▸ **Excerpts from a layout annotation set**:
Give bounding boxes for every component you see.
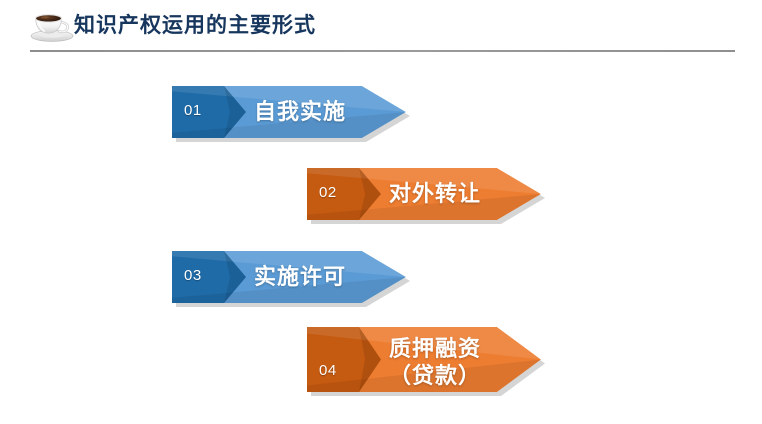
banner-label: 自我实施	[254, 98, 390, 125]
slide-title-bar: 知识产权运用的主要形式	[0, 0, 762, 58]
coffee-cup-icon	[26, 9, 78, 43]
arrow-banner-04[interactable]: 04质押融资（贷款）	[307, 327, 541, 392]
arrow-banner-02[interactable]: 02对外转让	[307, 168, 541, 220]
banner-label: 实施许可	[254, 263, 390, 290]
banner-label: 对外转让	[389, 180, 525, 207]
slide-canvas: 知识产权运用的主要形式	[0, 0, 762, 424]
banner-number: 04	[319, 362, 337, 379]
arrow-banner-01[interactable]: 01自我实施	[172, 86, 406, 138]
page-title: 知识产权运用的主要形式	[74, 9, 316, 43]
banner-number: 03	[184, 267, 202, 284]
banner-number: 02	[319, 184, 337, 201]
arrow-banner-03[interactable]: 03实施许可	[172, 251, 406, 303]
banner-label: 质押融资（贷款）	[389, 335, 525, 389]
banner-number: 01	[184, 102, 202, 119]
title-divider	[30, 50, 735, 52]
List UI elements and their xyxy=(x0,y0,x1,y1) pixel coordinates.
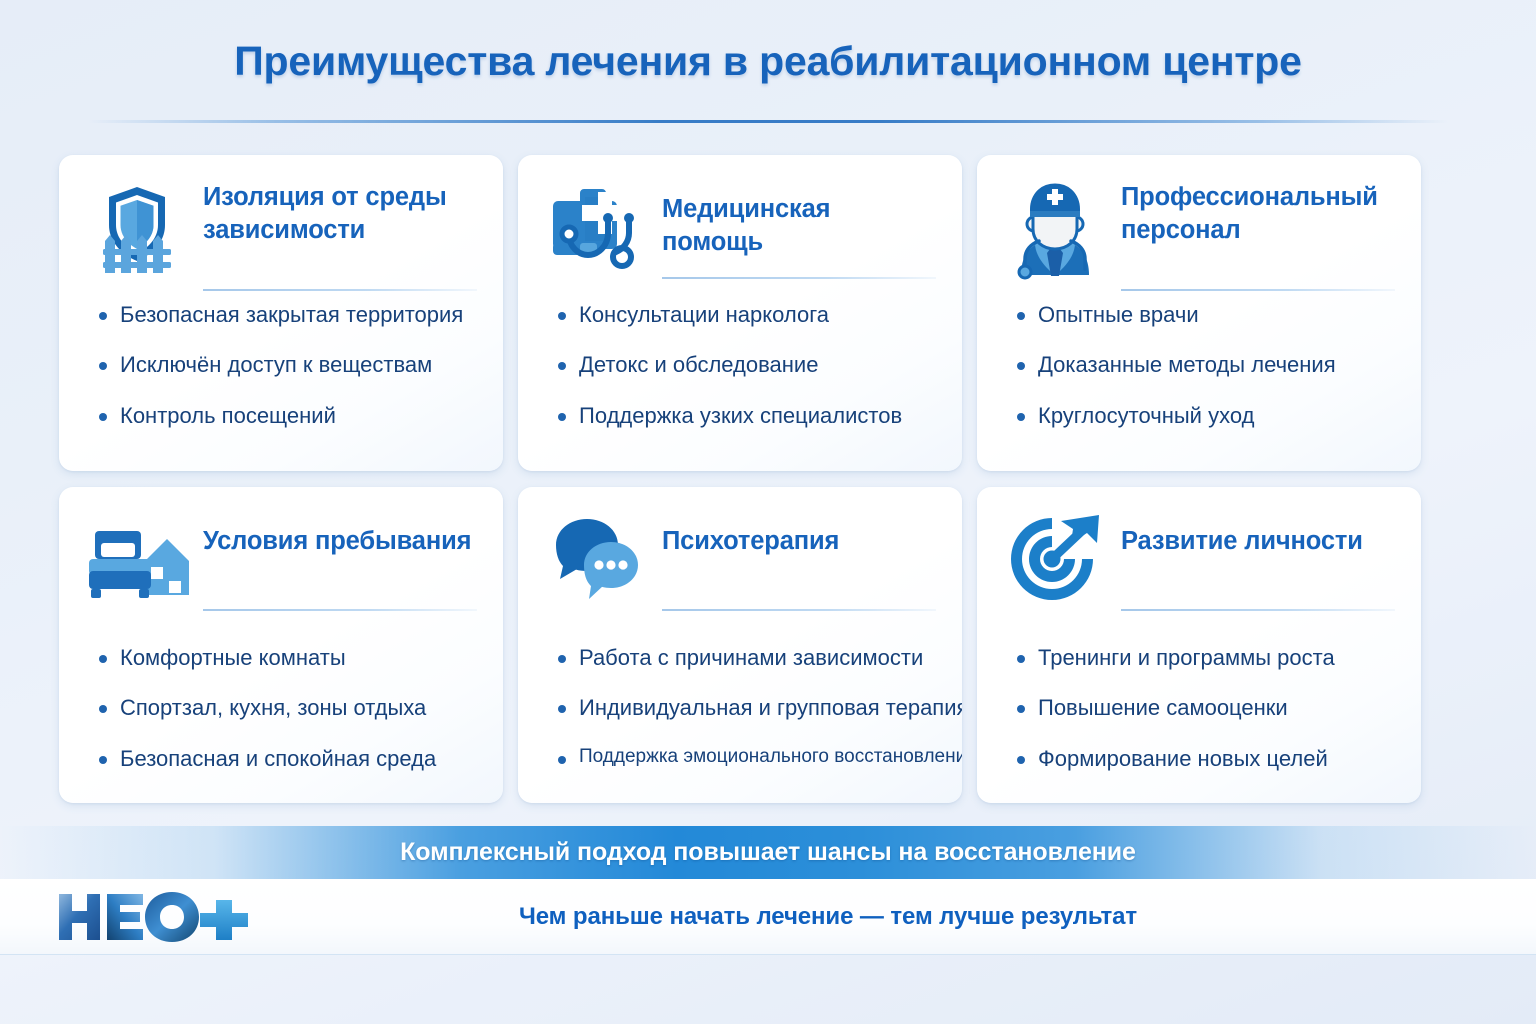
bullet-list: Тренинги и программы роста Повышение сам… xyxy=(1017,645,1399,772)
card-psychotherapy[interactable]: Психотерапия Работа с причинами зависимо… xyxy=(518,487,962,803)
bullet-list: Работа с причинами зависимости Индивидуа… xyxy=(558,645,940,769)
bullet-dot-icon xyxy=(558,756,566,764)
bullet-dot-icon xyxy=(99,362,107,370)
bullet-text: Круглосуточный уход xyxy=(1038,403,1254,429)
bullet-text: Комфортные комнаты xyxy=(120,645,346,671)
bullet-text: Поддержка эмоционального восстановления xyxy=(579,746,962,769)
target-arrow-icon xyxy=(1003,509,1107,613)
bullet-dot-icon xyxy=(99,413,107,421)
list-item: Поддержка эмоционального восстановления xyxy=(558,746,940,769)
card-title-divider xyxy=(662,277,936,279)
card-medical-help[interactable]: Медицинская помощь Консультации нарколог… xyxy=(518,155,962,471)
list-item: Индивидуальная и групповая терапия xyxy=(558,695,940,721)
list-item: Круглосуточный уход xyxy=(1017,403,1399,429)
footer: Комплексный подход повышает шансы на вос… xyxy=(0,826,1536,1024)
bullet-text: Детокс и обследование xyxy=(579,352,818,378)
list-item: Безопасная и спокойная среда xyxy=(99,746,481,772)
footer-tagline: Чем раньше начать лечение — тем лучше ре… xyxy=(280,879,1376,954)
bullet-text: Консультации нарколога xyxy=(579,302,829,328)
card-professional-staff[interactable]: Профессиональный персонал Опытные врачи … xyxy=(977,155,1421,471)
header-divider xyxy=(88,120,1448,123)
card-title-divider xyxy=(203,289,477,291)
list-item: Повышение самооценки xyxy=(1017,695,1399,721)
header: Преимущества лечения в реабилитационном … xyxy=(0,0,1536,122)
bullet-text: Безопасная и спокойная среда xyxy=(120,746,436,772)
bullet-list: Безопасная закрытая территория Исключён … xyxy=(99,302,481,429)
bullet-text: Опытные врачи xyxy=(1038,302,1199,328)
bullet-dot-icon xyxy=(558,655,566,663)
bullet-text: Поддержка узких специалистов xyxy=(579,403,902,429)
list-item: Комфортные комнаты xyxy=(99,645,481,671)
bullet-text: Индивидуальная и групповая терапия xyxy=(579,695,962,721)
speech-bubbles-icon xyxy=(544,509,648,613)
bullet-list: Опытные врачи Доказанные методы лечения … xyxy=(1017,302,1399,429)
card-title-divider xyxy=(1121,289,1395,291)
card-living-conditions[interactable]: Условия пребывания Комфортные комнаты Сп… xyxy=(59,487,503,803)
bullet-list: Консультации нарколога Детокс и обследов… xyxy=(558,302,940,429)
bullet-dot-icon xyxy=(558,312,566,320)
card-title: Изоляция от среды зависимости xyxy=(203,181,479,246)
card-title: Условия пребывания xyxy=(203,525,479,558)
page-title: Преимущества лечения в реабилитационном … xyxy=(0,38,1536,85)
bullet-dot-icon xyxy=(99,705,107,713)
medical-bag-stethoscope-icon xyxy=(544,177,648,281)
list-item: Тренинги и программы роста xyxy=(1017,645,1399,671)
bullet-dot-icon xyxy=(1017,756,1025,764)
infographic-page: Преимущества лечения в реабилитационном … xyxy=(0,0,1536,1024)
card-title: Развитие личности xyxy=(1121,525,1397,558)
list-item: Работа с причинами зависимости xyxy=(558,645,940,671)
bullet-dot-icon xyxy=(558,362,566,370)
list-item: Спортзал, кухня, зоны отдыха xyxy=(99,695,481,721)
benefits-grid: Изоляция от среды зависимости Безопасная… xyxy=(59,155,1477,803)
card-personal-development[interactable]: Развитие личности Тренинги и программы р… xyxy=(977,487,1421,803)
card-header: Медицинская помощь xyxy=(544,177,938,285)
card-header: Развитие личности xyxy=(1003,509,1397,617)
bullet-text: Доказанные методы лечения xyxy=(1038,352,1336,378)
bullet-text: Безопасная закрытая территория xyxy=(120,302,463,328)
card-title-divider xyxy=(662,609,936,611)
card-header: Изоляция от среды зависимости xyxy=(85,177,479,285)
bullet-text: Формирование новых целей xyxy=(1038,746,1328,772)
bullet-text: Тренинги и программы роста xyxy=(1038,645,1335,671)
bullet-dot-icon xyxy=(1017,312,1025,320)
doctor-icon xyxy=(1003,177,1107,281)
bullet-dot-icon xyxy=(99,312,107,320)
card-title-divider xyxy=(203,609,477,611)
list-item: Исключён доступ к веществам xyxy=(99,352,481,378)
list-item: Опытные врачи xyxy=(1017,302,1399,328)
bullet-dot-icon xyxy=(558,413,566,421)
bullet-list: Комфортные комнаты Спортзал, кухня, зоны… xyxy=(99,645,481,772)
list-item: Безопасная закрытая территория xyxy=(99,302,481,328)
footer-banner-text: Комплексный подход повышает шансы на вос… xyxy=(400,838,1136,867)
bullet-dot-icon xyxy=(558,705,566,713)
card-header: Условия пребывания xyxy=(85,509,479,617)
card-header: Профессиональный персонал xyxy=(1003,177,1397,285)
list-item: Контроль посещений xyxy=(99,403,481,429)
card-header: Психотерапия xyxy=(544,509,938,617)
bullet-dot-icon xyxy=(1017,362,1025,370)
bullet-dot-icon xyxy=(1017,655,1025,663)
bullet-text: Спортзал, кухня, зоны отдыха xyxy=(120,695,426,721)
card-isolation[interactable]: Изоляция от среды зависимости Безопасная… xyxy=(59,155,503,471)
bed-house-icon xyxy=(85,509,189,613)
footer-banner: Комплексный подход повышает шансы на вос… xyxy=(0,826,1536,879)
list-item: Формирование новых целей xyxy=(1017,746,1399,772)
bullet-text: Работа с причинами зависимости xyxy=(579,645,923,671)
shield-fence-icon xyxy=(85,177,189,281)
neo-plus-logo xyxy=(55,886,255,948)
list-item: Детокс и обследование xyxy=(558,352,940,378)
bullet-text: Повышение самооценки xyxy=(1038,695,1288,721)
card-title-divider xyxy=(1121,609,1395,611)
list-item: Консультации нарколога xyxy=(558,302,940,328)
bullet-text: Контроль посещений xyxy=(120,403,336,429)
card-title: Медицинская помощь xyxy=(662,193,938,258)
bullet-dot-icon xyxy=(1017,413,1025,421)
bullet-dot-icon xyxy=(99,655,107,663)
list-item: Доказанные методы лечения xyxy=(1017,352,1399,378)
bullet-text: Исключён доступ к веществам xyxy=(120,352,432,378)
bullet-dot-icon xyxy=(1017,705,1025,713)
card-title: Профессиональный персонал xyxy=(1121,181,1397,246)
bullet-dot-icon xyxy=(99,756,107,764)
card-title: Психотерапия xyxy=(662,525,938,558)
list-item: Поддержка узких специалистов xyxy=(558,403,940,429)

▸ **Stated problem**: Output the lines of the listing above as a numbered list, starting at the line that contains "bullet-list: Тренинги и" and ending at the line that contains "bullet-text: Консультации нарколога", with both of those lines included and blank lines omitted.

▸ **Task output**:
1. bullet-list: Тренинги и программы роста Повышение сам… xyxy=(1017,645,1399,772)
2. card-psychotherapy[interactable]: Психотерапия Работа с причинами зависимо… xyxy=(518,487,962,803)
3. bullet-list: Работа с причинами зависимости Индивидуа… xyxy=(558,645,940,769)
4. bullet-dot-icon xyxy=(558,756,566,764)
5. bullet-dot-icon xyxy=(99,362,107,370)
6. bullet-text: Круглосуточный уход xyxy=(1038,403,1254,429)
7. bullet-text: Комфортные комнаты xyxy=(120,645,346,671)
8. bullet-text: Поддержка эмоционального восстановления xyxy=(579,746,962,769)
9. target-arrow-icon xyxy=(1003,509,1107,613)
10. bullet-dot-icon xyxy=(99,413,107,421)
11. list-item: Поддержка эмоционального восстановления xyxy=(558,746,940,769)
12. card-title-divider xyxy=(662,277,936,279)
13. card-medical-help[interactable]: Медицинская помощь Консультации нарколог… xyxy=(518,155,962,471)
14. list-item: Индивидуальная и групповая терапия xyxy=(558,695,940,721)
15. list-item: Круглосуточный уход xyxy=(1017,403,1399,429)
16. footer: Комплексный подход повышает шансы на вос… xyxy=(0,826,1536,1024)
17. bullet-text: Детокс и обследование xyxy=(579,352,818,378)
18. list-item: Безопасная и спокойная среда xyxy=(99,746,481,772)
19. footer-tagline: Чем раньше начать лечение — тем лучше ре… xyxy=(280,879,1376,954)
20. bullet-text: Консультации нарколога xyxy=(579,302,829,328)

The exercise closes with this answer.